--- Data for the task ---

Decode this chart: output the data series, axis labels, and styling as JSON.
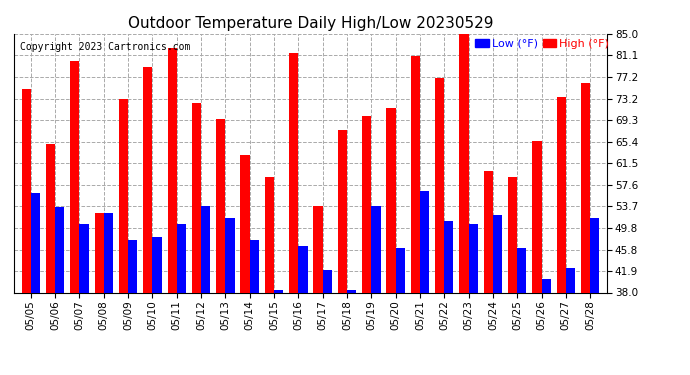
{
  "title": "Outdoor Temperature Daily High/Low 20230529",
  "copyright": "Copyright 2023 Cartronics.com",
  "legend_low": "Low (°F)",
  "legend_high": "High (°F)",
  "dates": [
    "05/05",
    "05/06",
    "05/07",
    "05/08",
    "05/09",
    "05/10",
    "05/11",
    "05/12",
    "05/13",
    "05/14",
    "05/15",
    "05/16",
    "05/17",
    "05/18",
    "05/19",
    "05/20",
    "05/21",
    "05/22",
    "05/23",
    "05/24",
    "05/25",
    "05/26",
    "05/27",
    "05/28"
  ],
  "highs": [
    75.0,
    65.0,
    80.0,
    52.5,
    73.2,
    79.0,
    82.5,
    72.5,
    69.5,
    63.0,
    59.0,
    81.5,
    53.7,
    67.5,
    70.0,
    71.5,
    81.0,
    77.0,
    85.0,
    60.0,
    59.0,
    65.5,
    73.5,
    76.0
  ],
  "lows": [
    56.0,
    53.5,
    50.5,
    52.5,
    47.5,
    48.0,
    50.5,
    53.7,
    51.5,
    47.5,
    38.5,
    46.5,
    42.0,
    38.5,
    53.7,
    46.0,
    56.5,
    51.0,
    50.5,
    52.0,
    46.0,
    40.5,
    42.5,
    51.5
  ],
  "y_ticks": [
    38.0,
    41.9,
    45.8,
    49.8,
    53.7,
    57.6,
    61.5,
    65.4,
    69.3,
    73.2,
    77.2,
    81.1,
    85.0
  ],
  "ymin": 38.0,
  "ymax": 85.0,
  "high_color": "#ff0000",
  "low_color": "#0000ff",
  "bg_color": "#ffffff",
  "grid_color": "#aaaaaa",
  "bar_width": 0.38,
  "title_fontsize": 11,
  "copyright_fontsize": 7,
  "tick_fontsize": 7.5,
  "legend_fontsize": 8
}
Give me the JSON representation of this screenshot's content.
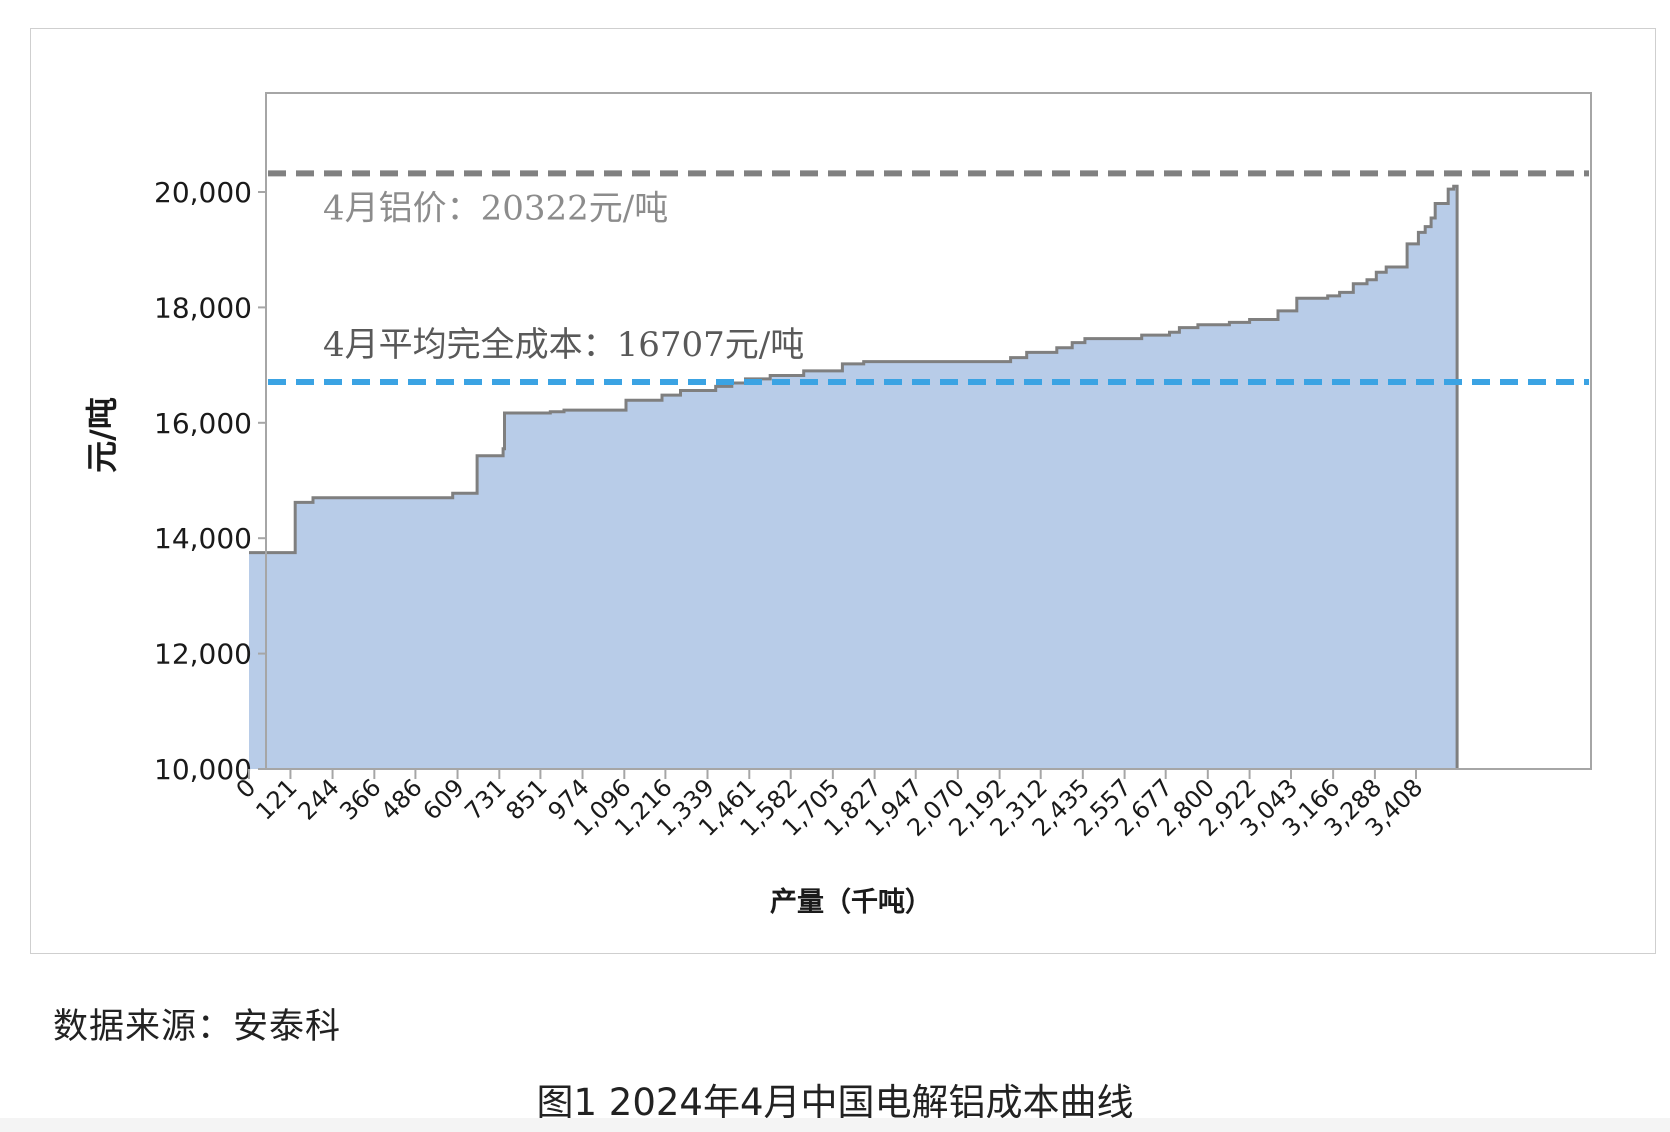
{
  "chart_data": {
    "type": "area",
    "subtype": "cost-curve-step",
    "title": "",
    "xlabel": "产量（千吨）",
    "ylabel": "元/吨",
    "ylim": [
      10000,
      21000
    ],
    "xlim": [
      0,
      3528
    ],
    "y_ticks": [
      "10,000",
      "12,000",
      "14,000",
      "16,000",
      "18,000",
      "20,000"
    ],
    "y_tick_values": [
      10000,
      12000,
      14000,
      16000,
      18000,
      20000
    ],
    "x_tick_labels": [
      "0",
      "121",
      "244",
      "366",
      "486",
      "609",
      "731",
      "851",
      "974",
      "1,096",
      "1,216",
      "1,339",
      "1,461",
      "1,582",
      "1,705",
      "1,827",
      "1,947",
      "2,070",
      "2,192",
      "2,312",
      "2,435",
      "2,557",
      "2,677",
      "2,800",
      "2,922",
      "3,043",
      "3,166",
      "3,288",
      "3,408"
    ],
    "x_tick_values": [
      0,
      121,
      244,
      366,
      486,
      609,
      731,
      851,
      974,
      1096,
      1216,
      1339,
      1461,
      1582,
      1705,
      1827,
      1947,
      2070,
      2192,
      2312,
      2435,
      2557,
      2677,
      2800,
      2922,
      3043,
      3166,
      3288,
      3408
    ],
    "series": [
      {
        "values": [
          [
            0,
            13750
          ],
          [
            135,
            13750
          ],
          [
            135,
            14620
          ],
          [
            187,
            14620
          ],
          [
            187,
            14700
          ],
          [
            595,
            14700
          ],
          [
            595,
            14780
          ],
          [
            666,
            14780
          ],
          [
            666,
            15430
          ],
          [
            742,
            15430
          ],
          [
            742,
            15550
          ],
          [
            746,
            15550
          ],
          [
            746,
            16170
          ],
          [
            880,
            16170
          ],
          [
            880,
            16190
          ],
          [
            920,
            16190
          ],
          [
            920,
            16220
          ],
          [
            1101,
            16220
          ],
          [
            1101,
            16390
          ],
          [
            1206,
            16390
          ],
          [
            1206,
            16480
          ],
          [
            1260,
            16480
          ],
          [
            1260,
            16560
          ],
          [
            1363,
            16560
          ],
          [
            1363,
            16630
          ],
          [
            1410,
            16630
          ],
          [
            1410,
            16690
          ],
          [
            1450,
            16690
          ],
          [
            1450,
            16760
          ],
          [
            1522,
            16760
          ],
          [
            1522,
            16820
          ],
          [
            1620,
            16820
          ],
          [
            1620,
            16900
          ],
          [
            1733,
            16900
          ],
          [
            1733,
            17020
          ],
          [
            1795,
            17020
          ],
          [
            1795,
            17060
          ],
          [
            2224,
            17060
          ],
          [
            2224,
            17130
          ],
          [
            2271,
            17130
          ],
          [
            2271,
            17220
          ],
          [
            2359,
            17220
          ],
          [
            2359,
            17300
          ],
          [
            2404,
            17300
          ],
          [
            2404,
            17390
          ],
          [
            2441,
            17390
          ],
          [
            2441,
            17460
          ],
          [
            2607,
            17460
          ],
          [
            2607,
            17520
          ],
          [
            2688,
            17520
          ],
          [
            2688,
            17570
          ],
          [
            2717,
            17570
          ],
          [
            2717,
            17650
          ],
          [
            2771,
            17650
          ],
          [
            2771,
            17700
          ],
          [
            2863,
            17700
          ],
          [
            2863,
            17740
          ],
          [
            2922,
            17740
          ],
          [
            2922,
            17790
          ],
          [
            3005,
            17790
          ],
          [
            3005,
            17940
          ],
          [
            3060,
            17940
          ],
          [
            3060,
            18160
          ],
          [
            3150,
            18160
          ],
          [
            3150,
            18200
          ],
          [
            3185,
            18200
          ],
          [
            3185,
            18260
          ],
          [
            3225,
            18260
          ],
          [
            3225,
            18410
          ],
          [
            3265,
            18410
          ],
          [
            3265,
            18480
          ],
          [
            3292,
            18480
          ],
          [
            3292,
            18610
          ],
          [
            3321,
            18610
          ],
          [
            3321,
            18700
          ],
          [
            3382,
            18700
          ],
          [
            3382,
            19100
          ],
          [
            3415,
            19100
          ],
          [
            3415,
            19300
          ],
          [
            3435,
            19300
          ],
          [
            3435,
            19400
          ],
          [
            3452,
            19400
          ],
          [
            3452,
            19550
          ],
          [
            3464,
            19550
          ],
          [
            3464,
            19800
          ],
          [
            3502,
            19800
          ],
          [
            3502,
            20050
          ],
          [
            3518,
            20050
          ],
          [
            3518,
            20100
          ],
          [
            3528,
            20100
          ]
        ],
        "color": "#b8cce8",
        "line_color": "#7f7f7f"
      }
    ],
    "reference_lines": [
      {
        "label": "4月铝价：20322元/吨",
        "value": 20322,
        "color": "#808080",
        "style": "dashed"
      },
      {
        "label": "4月平均完全成本：16707元/吨",
        "value": 16707,
        "color": "#3ba3e3",
        "style": "dashed"
      }
    ],
    "grid": false,
    "legend": "none"
  },
  "source_note": "数据来源：安泰科",
  "caption": "图1 2024年4月中国电解铝成本曲线"
}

---

◆ **Request**
Go over the entries above and say how many lines hold the string "series", with no other text.

◆ **Answer to this exercise**
2